Work required: Wherever the string "kind" occurs in a line of these records, report that line.

++++ Record extracts ++++

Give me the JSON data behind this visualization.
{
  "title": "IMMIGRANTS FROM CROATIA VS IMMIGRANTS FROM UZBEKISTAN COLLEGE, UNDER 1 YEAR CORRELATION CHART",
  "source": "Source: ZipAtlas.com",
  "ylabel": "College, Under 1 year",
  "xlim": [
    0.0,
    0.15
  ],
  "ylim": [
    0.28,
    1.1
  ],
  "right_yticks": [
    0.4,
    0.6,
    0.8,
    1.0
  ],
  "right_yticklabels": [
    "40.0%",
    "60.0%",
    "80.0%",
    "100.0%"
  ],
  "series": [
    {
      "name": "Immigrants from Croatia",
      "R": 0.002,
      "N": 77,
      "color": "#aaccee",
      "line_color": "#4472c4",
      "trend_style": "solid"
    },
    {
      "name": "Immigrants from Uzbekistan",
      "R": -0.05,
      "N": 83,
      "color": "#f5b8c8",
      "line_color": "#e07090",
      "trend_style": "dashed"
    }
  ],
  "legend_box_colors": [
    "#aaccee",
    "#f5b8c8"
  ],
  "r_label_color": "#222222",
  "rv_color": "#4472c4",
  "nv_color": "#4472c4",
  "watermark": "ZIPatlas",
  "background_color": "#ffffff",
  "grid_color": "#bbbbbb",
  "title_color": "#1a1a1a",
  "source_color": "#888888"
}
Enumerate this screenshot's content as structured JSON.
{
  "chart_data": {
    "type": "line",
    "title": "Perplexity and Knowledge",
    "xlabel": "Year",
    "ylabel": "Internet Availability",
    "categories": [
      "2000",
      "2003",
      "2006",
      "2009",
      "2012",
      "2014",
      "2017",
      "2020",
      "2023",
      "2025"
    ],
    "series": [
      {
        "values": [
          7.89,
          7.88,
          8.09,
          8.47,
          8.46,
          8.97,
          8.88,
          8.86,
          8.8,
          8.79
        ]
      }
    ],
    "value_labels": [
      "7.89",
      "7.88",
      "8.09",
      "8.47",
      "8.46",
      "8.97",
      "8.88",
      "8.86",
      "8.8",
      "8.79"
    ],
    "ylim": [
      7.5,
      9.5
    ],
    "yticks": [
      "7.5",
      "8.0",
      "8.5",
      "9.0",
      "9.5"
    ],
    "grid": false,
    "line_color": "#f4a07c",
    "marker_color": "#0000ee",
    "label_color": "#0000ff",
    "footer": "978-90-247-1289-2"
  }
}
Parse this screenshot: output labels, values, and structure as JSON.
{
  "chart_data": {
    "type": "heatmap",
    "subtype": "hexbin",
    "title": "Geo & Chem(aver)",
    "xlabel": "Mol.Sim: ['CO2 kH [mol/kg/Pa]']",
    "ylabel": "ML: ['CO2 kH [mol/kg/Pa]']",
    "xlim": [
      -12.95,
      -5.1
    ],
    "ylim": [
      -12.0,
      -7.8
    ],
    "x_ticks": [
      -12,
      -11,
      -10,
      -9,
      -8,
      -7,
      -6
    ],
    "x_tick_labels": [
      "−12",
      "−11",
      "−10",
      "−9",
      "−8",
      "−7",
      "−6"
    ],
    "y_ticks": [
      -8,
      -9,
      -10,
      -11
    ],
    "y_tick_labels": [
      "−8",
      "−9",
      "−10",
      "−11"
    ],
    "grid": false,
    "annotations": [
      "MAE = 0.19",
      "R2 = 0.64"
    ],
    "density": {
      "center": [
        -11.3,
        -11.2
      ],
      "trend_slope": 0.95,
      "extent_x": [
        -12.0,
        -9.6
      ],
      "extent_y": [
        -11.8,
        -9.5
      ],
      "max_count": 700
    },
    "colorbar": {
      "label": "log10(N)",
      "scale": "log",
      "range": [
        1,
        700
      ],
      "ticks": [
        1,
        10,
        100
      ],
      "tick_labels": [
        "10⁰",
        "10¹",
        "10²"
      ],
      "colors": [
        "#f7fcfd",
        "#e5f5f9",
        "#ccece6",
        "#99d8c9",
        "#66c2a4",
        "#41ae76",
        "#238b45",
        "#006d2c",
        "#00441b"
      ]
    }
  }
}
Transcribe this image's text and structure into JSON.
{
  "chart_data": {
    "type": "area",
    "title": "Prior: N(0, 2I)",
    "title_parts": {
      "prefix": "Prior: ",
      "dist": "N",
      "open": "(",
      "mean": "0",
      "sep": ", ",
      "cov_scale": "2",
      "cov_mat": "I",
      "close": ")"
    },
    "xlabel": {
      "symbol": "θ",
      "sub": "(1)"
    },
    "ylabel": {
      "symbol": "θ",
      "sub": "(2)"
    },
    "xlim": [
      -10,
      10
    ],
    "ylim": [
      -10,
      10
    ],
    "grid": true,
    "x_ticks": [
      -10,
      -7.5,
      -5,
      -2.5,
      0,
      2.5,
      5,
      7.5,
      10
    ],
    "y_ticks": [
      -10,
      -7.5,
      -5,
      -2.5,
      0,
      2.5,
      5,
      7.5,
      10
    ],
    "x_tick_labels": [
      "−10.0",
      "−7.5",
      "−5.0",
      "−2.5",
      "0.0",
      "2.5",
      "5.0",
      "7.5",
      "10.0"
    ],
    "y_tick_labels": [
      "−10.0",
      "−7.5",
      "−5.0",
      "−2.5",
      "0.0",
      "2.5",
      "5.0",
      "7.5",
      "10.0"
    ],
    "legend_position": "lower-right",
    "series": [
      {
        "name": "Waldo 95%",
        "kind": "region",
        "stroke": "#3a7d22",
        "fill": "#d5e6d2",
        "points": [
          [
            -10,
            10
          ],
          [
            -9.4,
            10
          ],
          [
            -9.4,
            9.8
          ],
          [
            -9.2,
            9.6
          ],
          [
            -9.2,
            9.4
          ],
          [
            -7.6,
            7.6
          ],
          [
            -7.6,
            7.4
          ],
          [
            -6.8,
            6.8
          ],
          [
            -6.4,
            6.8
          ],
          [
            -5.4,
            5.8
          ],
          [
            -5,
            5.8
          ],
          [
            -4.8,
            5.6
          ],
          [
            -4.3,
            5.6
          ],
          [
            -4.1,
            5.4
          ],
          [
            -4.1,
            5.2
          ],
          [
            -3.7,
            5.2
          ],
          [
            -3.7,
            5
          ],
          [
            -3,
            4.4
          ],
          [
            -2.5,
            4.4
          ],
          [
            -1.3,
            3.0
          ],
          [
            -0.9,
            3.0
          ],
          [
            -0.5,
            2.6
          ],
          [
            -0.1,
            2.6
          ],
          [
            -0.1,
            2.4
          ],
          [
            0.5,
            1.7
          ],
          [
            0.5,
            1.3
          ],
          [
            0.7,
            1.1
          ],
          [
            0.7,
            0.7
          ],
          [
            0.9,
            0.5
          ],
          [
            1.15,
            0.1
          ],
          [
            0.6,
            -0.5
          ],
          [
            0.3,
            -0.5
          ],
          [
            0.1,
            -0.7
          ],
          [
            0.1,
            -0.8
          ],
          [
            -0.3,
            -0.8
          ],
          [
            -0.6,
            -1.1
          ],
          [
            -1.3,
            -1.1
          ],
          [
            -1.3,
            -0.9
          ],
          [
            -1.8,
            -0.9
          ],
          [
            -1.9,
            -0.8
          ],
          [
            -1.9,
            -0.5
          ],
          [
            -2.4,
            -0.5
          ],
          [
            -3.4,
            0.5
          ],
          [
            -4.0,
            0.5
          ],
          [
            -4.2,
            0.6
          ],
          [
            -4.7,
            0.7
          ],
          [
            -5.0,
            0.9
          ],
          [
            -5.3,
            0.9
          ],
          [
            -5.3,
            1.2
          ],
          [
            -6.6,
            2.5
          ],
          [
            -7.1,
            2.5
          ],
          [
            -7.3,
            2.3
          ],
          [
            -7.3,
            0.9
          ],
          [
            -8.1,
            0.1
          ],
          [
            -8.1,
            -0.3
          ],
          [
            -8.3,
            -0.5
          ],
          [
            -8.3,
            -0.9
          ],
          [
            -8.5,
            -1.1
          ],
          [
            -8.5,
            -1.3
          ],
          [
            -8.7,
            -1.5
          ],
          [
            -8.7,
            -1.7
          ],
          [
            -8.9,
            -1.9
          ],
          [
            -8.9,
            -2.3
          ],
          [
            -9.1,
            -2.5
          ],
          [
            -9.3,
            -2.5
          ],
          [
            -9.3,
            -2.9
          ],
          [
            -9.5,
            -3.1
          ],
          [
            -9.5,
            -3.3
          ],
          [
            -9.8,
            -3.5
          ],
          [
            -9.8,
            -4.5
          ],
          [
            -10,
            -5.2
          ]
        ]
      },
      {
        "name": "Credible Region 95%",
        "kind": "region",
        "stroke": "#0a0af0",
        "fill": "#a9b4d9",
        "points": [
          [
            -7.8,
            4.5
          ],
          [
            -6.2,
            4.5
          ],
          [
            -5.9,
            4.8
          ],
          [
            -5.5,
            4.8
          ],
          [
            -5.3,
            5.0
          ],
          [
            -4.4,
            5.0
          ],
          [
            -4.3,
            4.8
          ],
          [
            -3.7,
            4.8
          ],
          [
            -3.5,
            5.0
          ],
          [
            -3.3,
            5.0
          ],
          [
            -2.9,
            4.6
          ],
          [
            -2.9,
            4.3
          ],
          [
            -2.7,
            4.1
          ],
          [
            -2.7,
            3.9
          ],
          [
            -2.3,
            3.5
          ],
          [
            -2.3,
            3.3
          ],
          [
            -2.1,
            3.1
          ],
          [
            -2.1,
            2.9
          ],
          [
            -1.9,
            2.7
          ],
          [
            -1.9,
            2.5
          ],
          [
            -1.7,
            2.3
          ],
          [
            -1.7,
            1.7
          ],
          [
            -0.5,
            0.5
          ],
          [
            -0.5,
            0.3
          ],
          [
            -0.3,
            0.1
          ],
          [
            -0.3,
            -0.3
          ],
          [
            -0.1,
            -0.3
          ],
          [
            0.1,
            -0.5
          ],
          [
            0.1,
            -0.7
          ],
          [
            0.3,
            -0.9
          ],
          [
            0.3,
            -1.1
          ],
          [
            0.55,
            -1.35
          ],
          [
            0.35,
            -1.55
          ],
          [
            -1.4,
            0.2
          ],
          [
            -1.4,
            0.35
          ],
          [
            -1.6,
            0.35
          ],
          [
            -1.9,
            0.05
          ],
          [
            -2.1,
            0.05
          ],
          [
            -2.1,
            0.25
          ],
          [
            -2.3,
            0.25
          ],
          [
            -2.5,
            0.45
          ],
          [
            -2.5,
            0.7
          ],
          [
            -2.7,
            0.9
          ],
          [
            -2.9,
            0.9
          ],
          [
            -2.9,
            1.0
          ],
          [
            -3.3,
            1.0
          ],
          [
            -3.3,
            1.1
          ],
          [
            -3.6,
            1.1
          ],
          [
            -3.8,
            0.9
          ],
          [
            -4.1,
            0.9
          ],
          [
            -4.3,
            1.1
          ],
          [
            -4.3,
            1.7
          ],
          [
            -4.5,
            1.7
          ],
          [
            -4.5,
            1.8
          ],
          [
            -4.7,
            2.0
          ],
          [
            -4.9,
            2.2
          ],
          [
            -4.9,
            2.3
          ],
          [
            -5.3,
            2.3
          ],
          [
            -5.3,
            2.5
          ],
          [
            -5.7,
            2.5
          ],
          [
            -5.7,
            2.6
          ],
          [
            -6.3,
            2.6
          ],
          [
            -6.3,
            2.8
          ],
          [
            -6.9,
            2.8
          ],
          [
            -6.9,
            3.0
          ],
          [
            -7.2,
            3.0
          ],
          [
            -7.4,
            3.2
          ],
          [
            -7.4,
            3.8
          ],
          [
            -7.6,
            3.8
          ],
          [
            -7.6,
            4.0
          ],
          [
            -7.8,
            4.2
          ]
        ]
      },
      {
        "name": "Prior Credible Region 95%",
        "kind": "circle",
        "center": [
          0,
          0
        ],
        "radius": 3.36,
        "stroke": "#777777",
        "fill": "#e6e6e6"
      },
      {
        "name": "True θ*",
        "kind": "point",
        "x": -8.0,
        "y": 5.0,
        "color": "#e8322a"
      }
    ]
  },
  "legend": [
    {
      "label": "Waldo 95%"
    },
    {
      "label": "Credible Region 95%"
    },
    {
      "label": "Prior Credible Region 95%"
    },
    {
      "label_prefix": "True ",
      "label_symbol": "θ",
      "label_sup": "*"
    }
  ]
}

++++

Solved problem:
        "kind": "region",
        "kind": "region",
        "kind": "circle",
        "kind": "point",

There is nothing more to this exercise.